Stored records
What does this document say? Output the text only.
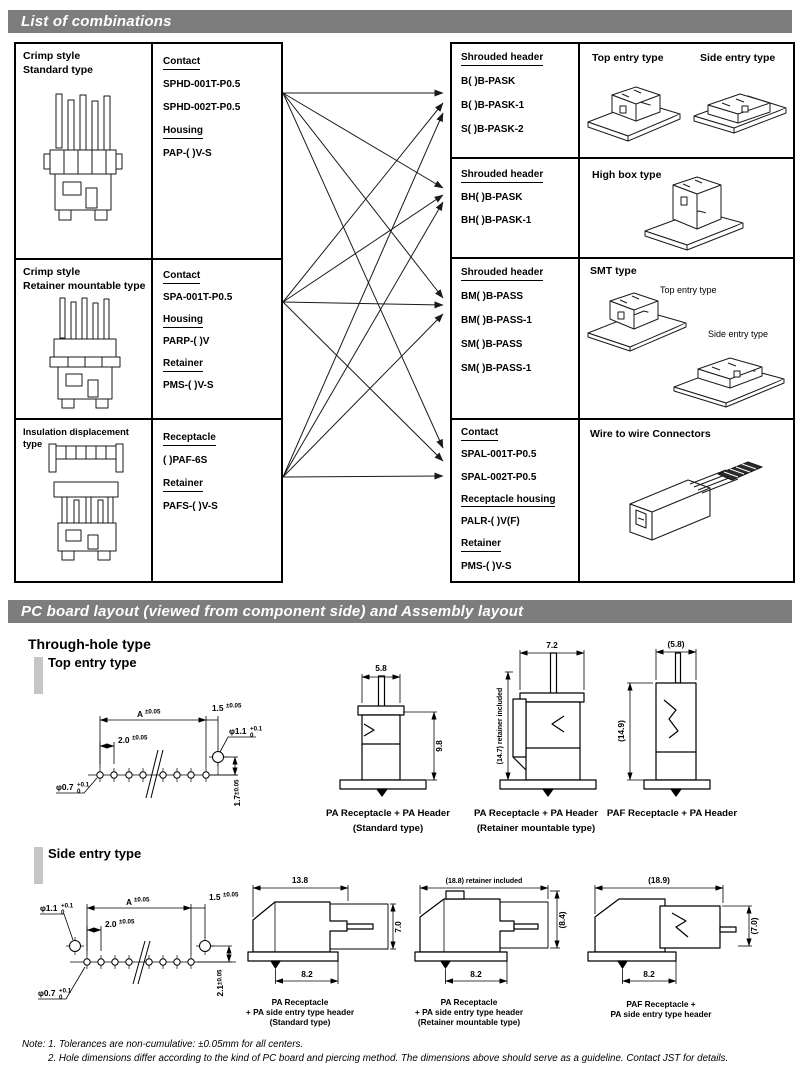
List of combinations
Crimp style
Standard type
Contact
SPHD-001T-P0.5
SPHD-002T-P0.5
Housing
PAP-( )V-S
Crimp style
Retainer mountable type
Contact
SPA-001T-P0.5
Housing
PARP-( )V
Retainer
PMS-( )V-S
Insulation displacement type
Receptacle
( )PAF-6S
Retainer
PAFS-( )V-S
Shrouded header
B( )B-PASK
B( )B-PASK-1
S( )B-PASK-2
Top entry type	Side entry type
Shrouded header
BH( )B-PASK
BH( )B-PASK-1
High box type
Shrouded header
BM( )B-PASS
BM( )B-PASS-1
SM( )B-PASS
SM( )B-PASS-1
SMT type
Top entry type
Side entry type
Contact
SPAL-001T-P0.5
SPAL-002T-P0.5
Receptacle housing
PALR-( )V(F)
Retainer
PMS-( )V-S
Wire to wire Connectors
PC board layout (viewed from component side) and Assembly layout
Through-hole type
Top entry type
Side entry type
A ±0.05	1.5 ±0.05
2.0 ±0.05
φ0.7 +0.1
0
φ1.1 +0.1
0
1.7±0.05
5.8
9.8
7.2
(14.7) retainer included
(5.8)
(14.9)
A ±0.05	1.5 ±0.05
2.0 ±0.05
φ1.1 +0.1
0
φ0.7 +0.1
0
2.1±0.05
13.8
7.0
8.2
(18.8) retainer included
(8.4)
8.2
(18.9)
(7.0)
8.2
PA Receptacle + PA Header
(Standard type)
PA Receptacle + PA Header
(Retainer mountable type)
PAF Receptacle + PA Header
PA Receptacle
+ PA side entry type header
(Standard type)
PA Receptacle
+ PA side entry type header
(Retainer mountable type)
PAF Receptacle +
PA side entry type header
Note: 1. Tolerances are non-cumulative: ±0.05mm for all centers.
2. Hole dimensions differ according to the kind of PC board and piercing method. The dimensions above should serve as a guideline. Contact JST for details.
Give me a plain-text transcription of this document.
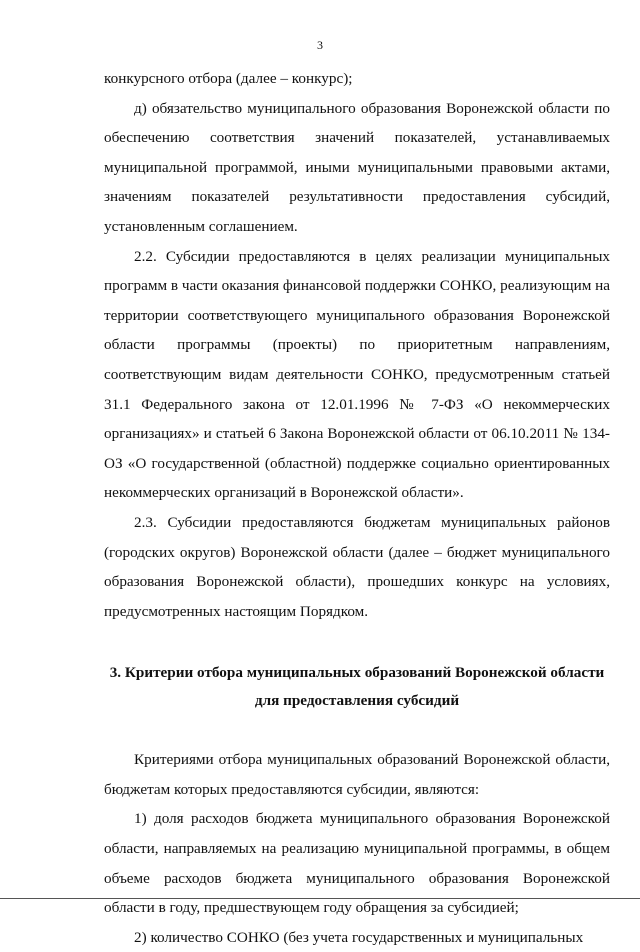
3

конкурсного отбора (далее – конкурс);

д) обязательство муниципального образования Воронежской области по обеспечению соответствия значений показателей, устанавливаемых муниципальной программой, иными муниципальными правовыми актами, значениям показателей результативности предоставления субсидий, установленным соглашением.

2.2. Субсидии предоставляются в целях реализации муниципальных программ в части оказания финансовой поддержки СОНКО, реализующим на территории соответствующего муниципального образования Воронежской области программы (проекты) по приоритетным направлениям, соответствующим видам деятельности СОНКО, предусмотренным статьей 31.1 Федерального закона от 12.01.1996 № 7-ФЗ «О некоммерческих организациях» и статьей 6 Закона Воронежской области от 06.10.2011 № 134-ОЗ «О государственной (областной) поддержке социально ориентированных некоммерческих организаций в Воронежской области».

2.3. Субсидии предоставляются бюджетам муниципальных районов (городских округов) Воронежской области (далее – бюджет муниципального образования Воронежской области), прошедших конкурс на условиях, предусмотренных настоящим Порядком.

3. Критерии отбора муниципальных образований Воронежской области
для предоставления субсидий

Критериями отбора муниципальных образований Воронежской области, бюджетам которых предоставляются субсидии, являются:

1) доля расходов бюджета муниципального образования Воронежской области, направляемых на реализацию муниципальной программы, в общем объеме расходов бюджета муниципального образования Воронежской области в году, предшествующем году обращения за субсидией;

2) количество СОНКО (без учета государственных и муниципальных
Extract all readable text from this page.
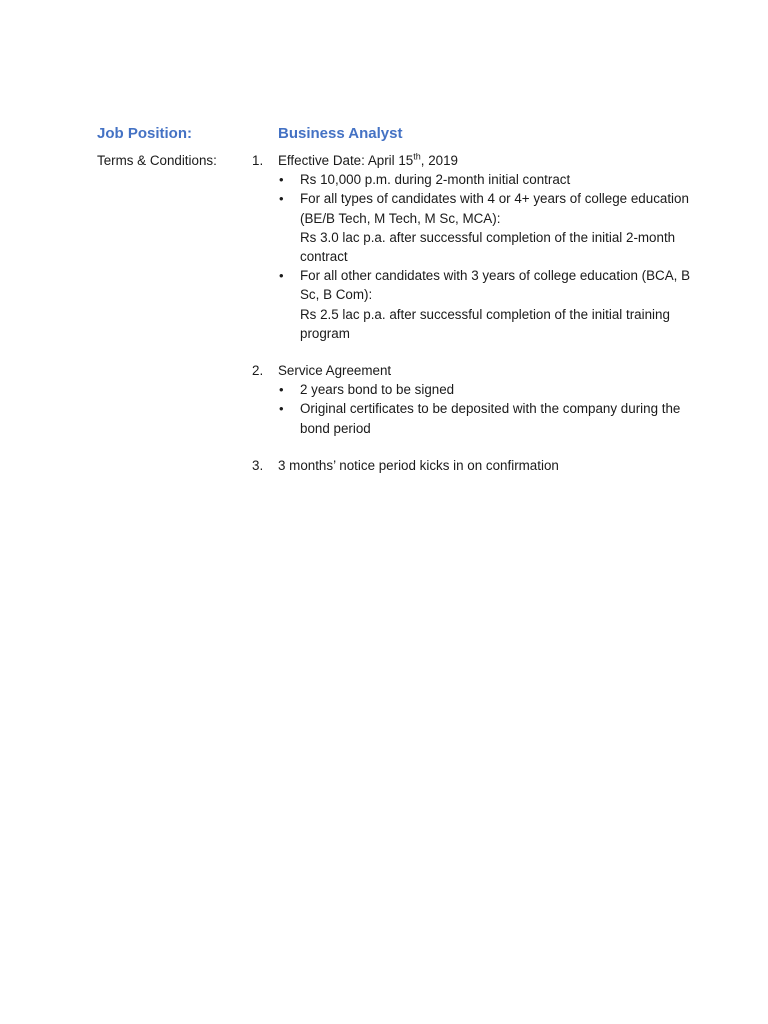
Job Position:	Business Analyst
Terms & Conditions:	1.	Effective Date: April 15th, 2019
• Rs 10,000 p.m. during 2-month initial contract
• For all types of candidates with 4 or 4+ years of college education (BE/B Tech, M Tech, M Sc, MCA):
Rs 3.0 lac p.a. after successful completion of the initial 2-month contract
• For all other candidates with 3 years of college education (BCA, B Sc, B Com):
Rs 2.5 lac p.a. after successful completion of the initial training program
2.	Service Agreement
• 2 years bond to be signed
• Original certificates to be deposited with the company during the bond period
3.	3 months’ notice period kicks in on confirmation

* * *

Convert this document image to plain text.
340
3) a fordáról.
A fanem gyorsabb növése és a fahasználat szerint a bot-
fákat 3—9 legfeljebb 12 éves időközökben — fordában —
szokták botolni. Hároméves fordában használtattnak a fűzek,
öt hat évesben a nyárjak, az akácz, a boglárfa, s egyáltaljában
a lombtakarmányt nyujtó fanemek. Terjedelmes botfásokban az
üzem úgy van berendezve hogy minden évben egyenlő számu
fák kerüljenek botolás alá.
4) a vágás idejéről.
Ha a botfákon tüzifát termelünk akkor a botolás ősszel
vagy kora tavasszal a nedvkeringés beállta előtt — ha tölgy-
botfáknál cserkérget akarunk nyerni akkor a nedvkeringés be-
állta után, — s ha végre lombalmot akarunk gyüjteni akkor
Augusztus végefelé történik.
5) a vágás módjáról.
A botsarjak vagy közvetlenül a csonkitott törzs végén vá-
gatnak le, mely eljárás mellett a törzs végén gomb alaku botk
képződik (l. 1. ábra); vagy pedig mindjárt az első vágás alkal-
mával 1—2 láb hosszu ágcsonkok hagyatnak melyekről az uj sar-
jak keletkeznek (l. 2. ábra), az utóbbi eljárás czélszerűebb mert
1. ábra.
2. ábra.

→ **THE TASK**: Where a line of the data holds "eljárás", show that line.

→ **EXERCISE RESULT**:
gatnak le, mely eljárás mellett a törzs végén gomb alaku botk
jak keletkeznek (l. 2. ábra), az utóbbi eljárás czélszerűebb mert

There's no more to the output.